* [Written instruction]: Nothing in the data should change when you return it, but leave the pictures out.

* [Records provided]:
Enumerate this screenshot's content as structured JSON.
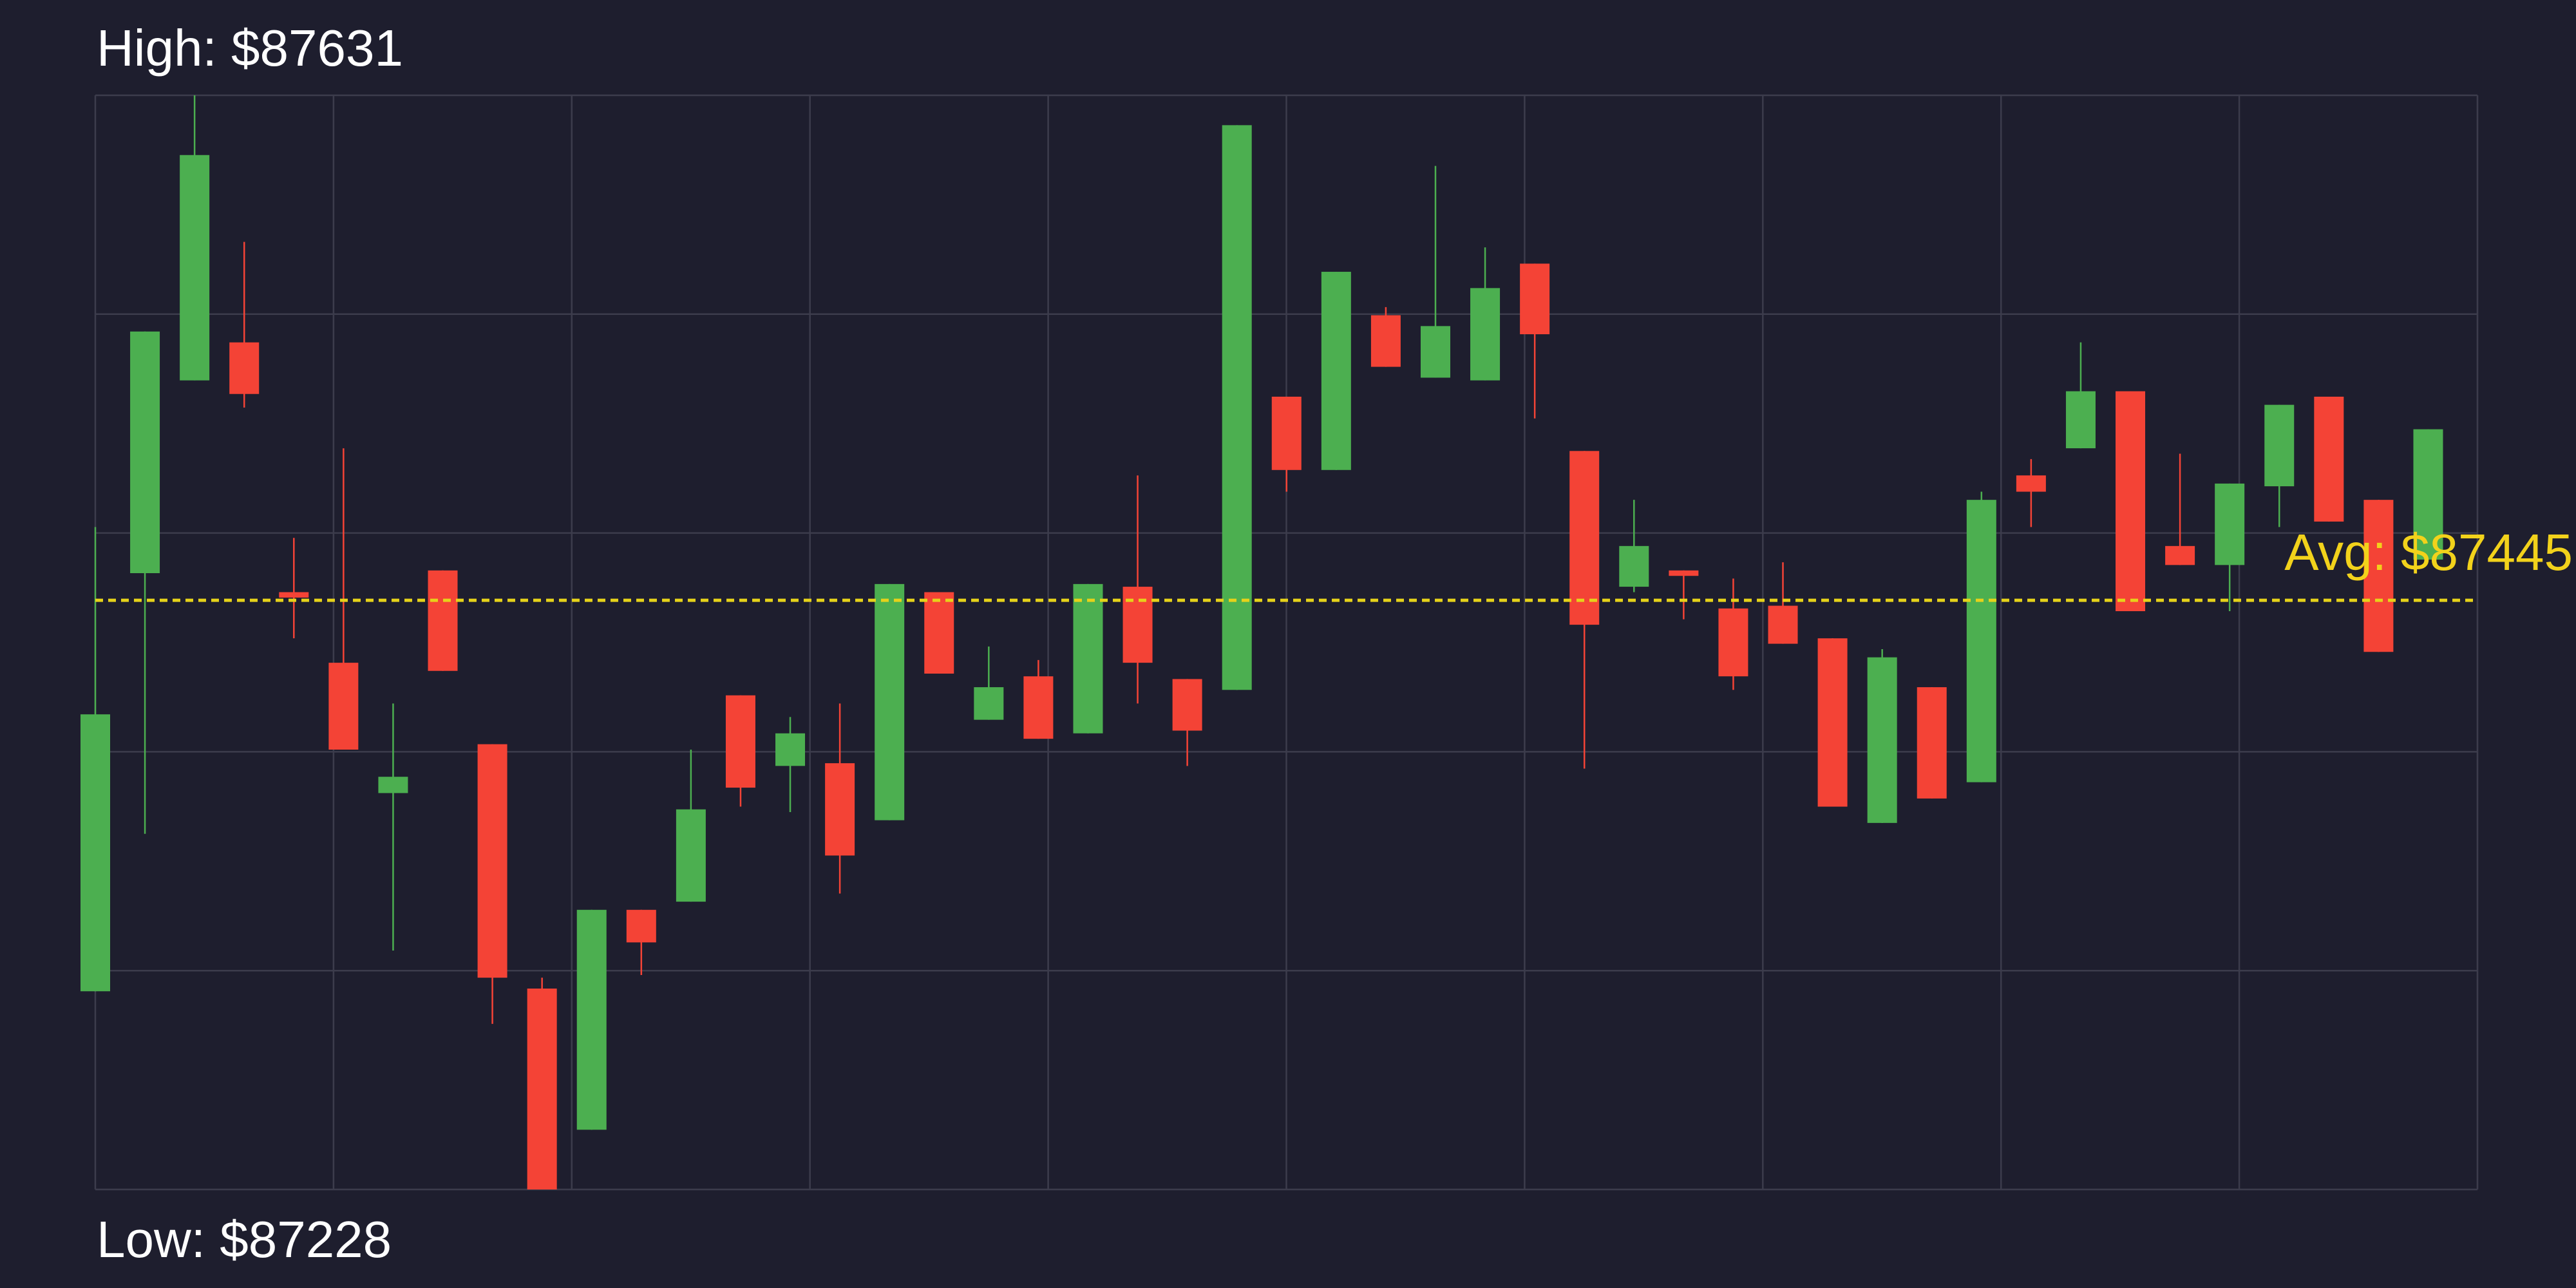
{
  "chart_data": {
    "type": "candlestick",
    "high_label": "High: $87631",
    "low_label": "Low: $87228",
    "average": {
      "value": 87445,
      "label": "Avg: $87445"
    },
    "ylim": [
      87228,
      87631
    ],
    "grid": true,
    "up_color": "#4caf50",
    "down_color": "#f44336",
    "average_color": "#e6d21a",
    "open": [
      87301,
      87455,
      87526,
      87540,
      87448,
      87422,
      87374,
      87456,
      87392,
      87302,
      87250,
      87331,
      87334,
      87410,
      87384,
      87385,
      87364,
      87448,
      87401,
      87417,
      87396,
      87450,
      87416,
      87412,
      87520,
      87493,
      87550,
      87527,
      87526,
      87569,
      87500,
      87450,
      87456,
      87442,
      87443,
      87431,
      87363,
      87413,
      87378,
      87491,
      87501,
      87522,
      87465,
      87458,
      87487,
      87520,
      87482,
      87460
    ],
    "high": [
      87472,
      87544,
      87631,
      87577,
      87468,
      87501,
      87407,
      87456,
      87392,
      87306,
      87331,
      87331,
      87390,
      87410,
      87402,
      87407,
      87451,
      87448,
      87428,
      87423,
      87451,
      87491,
      87416,
      87620,
      87520,
      87566,
      87553,
      87605,
      87575,
      87569,
      87500,
      87482,
      87456,
      87453,
      87459,
      87431,
      87427,
      87413,
      87485,
      87497,
      87540,
      87522,
      87499,
      87488,
      87517,
      87520,
      87482,
      87508
    ],
    "low": [
      87301,
      87359,
      87526,
      87516,
      87431,
      87390,
      87316,
      87419,
      87289,
      87228,
      87250,
      87307,
      87334,
      87369,
      87367,
      87337,
      87364,
      87418,
      87401,
      87394,
      87396,
      87407,
      87384,
      87412,
      87485,
      87493,
      87531,
      87527,
      87526,
      87512,
      87383,
      87448,
      87438,
      87412,
      87429,
      87369,
      87363,
      87372,
      87378,
      87472,
      87501,
      87441,
      87458,
      87441,
      87472,
      87474,
      87426,
      87460
    ],
    "close": [
      87403,
      87544,
      87609,
      87521,
      87446,
      87390,
      87380,
      87419,
      87306,
      87228,
      87331,
      87319,
      87368,
      87376,
      87396,
      87351,
      87451,
      87418,
      87413,
      87394,
      87451,
      87422,
      87397,
      87620,
      87493,
      87566,
      87531,
      87546,
      87560,
      87543,
      87436,
      87465,
      87454,
      87417,
      87429,
      87369,
      87424,
      87372,
      87482,
      87485,
      87522,
      87441,
      87458,
      87488,
      87517,
      87474,
      87426,
      87508
    ]
  }
}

* [The output]:
Enumerate this screenshot's content as structured JSON.
{
  "chart_data": {
    "type": "candlestick",
    "high_label": "High: $87631",
    "low_label": "Low: $87228",
    "average": {
      "value": 87445,
      "label": "Avg: $87445"
    },
    "ylim": [
      87228,
      87631
    ],
    "grid": true,
    "up_color": "#4caf50",
    "down_color": "#f44336",
    "average_color": "#e6d21a",
    "open": [
      87301,
      87455,
      87526,
      87540,
      87448,
      87422,
      87374,
      87456,
      87392,
      87302,
      87250,
      87331,
      87334,
      87410,
      87384,
      87385,
      87364,
      87448,
      87401,
      87417,
      87396,
      87450,
      87416,
      87412,
      87520,
      87493,
      87550,
      87527,
      87526,
      87569,
      87500,
      87450,
      87456,
      87442,
      87443,
      87431,
      87363,
      87413,
      87378,
      87491,
      87501,
      87522,
      87465,
      87458,
      87487,
      87520,
      87482,
      87460
    ],
    "high": [
      87472,
      87544,
      87631,
      87577,
      87468,
      87501,
      87407,
      87456,
      87392,
      87306,
      87331,
      87331,
      87390,
      87410,
      87402,
      87407,
      87451,
      87448,
      87428,
      87423,
      87451,
      87491,
      87416,
      87620,
      87520,
      87566,
      87553,
      87605,
      87575,
      87569,
      87500,
      87482,
      87456,
      87453,
      87459,
      87431,
      87427,
      87413,
      87485,
      87497,
      87540,
      87522,
      87499,
      87488,
      87517,
      87520,
      87482,
      87508
    ],
    "low": [
      87301,
      87359,
      87526,
      87516,
      87431,
      87390,
      87316,
      87419,
      87289,
      87228,
      87250,
      87307,
      87334,
      87369,
      87367,
      87337,
      87364,
      87418,
      87401,
      87394,
      87396,
      87407,
      87384,
      87412,
      87485,
      87493,
      87531,
      87527,
      87526,
      87512,
      87383,
      87448,
      87438,
      87412,
      87429,
      87369,
      87363,
      87372,
      87378,
      87472,
      87501,
      87441,
      87458,
      87441,
      87472,
      87474,
      87426,
      87460
    ],
    "close": [
      87403,
      87544,
      87609,
      87521,
      87446,
      87390,
      87380,
      87419,
      87306,
      87228,
      87331,
      87319,
      87368,
      87376,
      87396,
      87351,
      87451,
      87418,
      87413,
      87394,
      87451,
      87422,
      87397,
      87620,
      87493,
      87566,
      87531,
      87546,
      87560,
      87543,
      87436,
      87465,
      87454,
      87417,
      87429,
      87369,
      87424,
      87372,
      87482,
      87485,
      87522,
      87441,
      87458,
      87488,
      87517,
      87474,
      87426,
      87508
    ]
  }
}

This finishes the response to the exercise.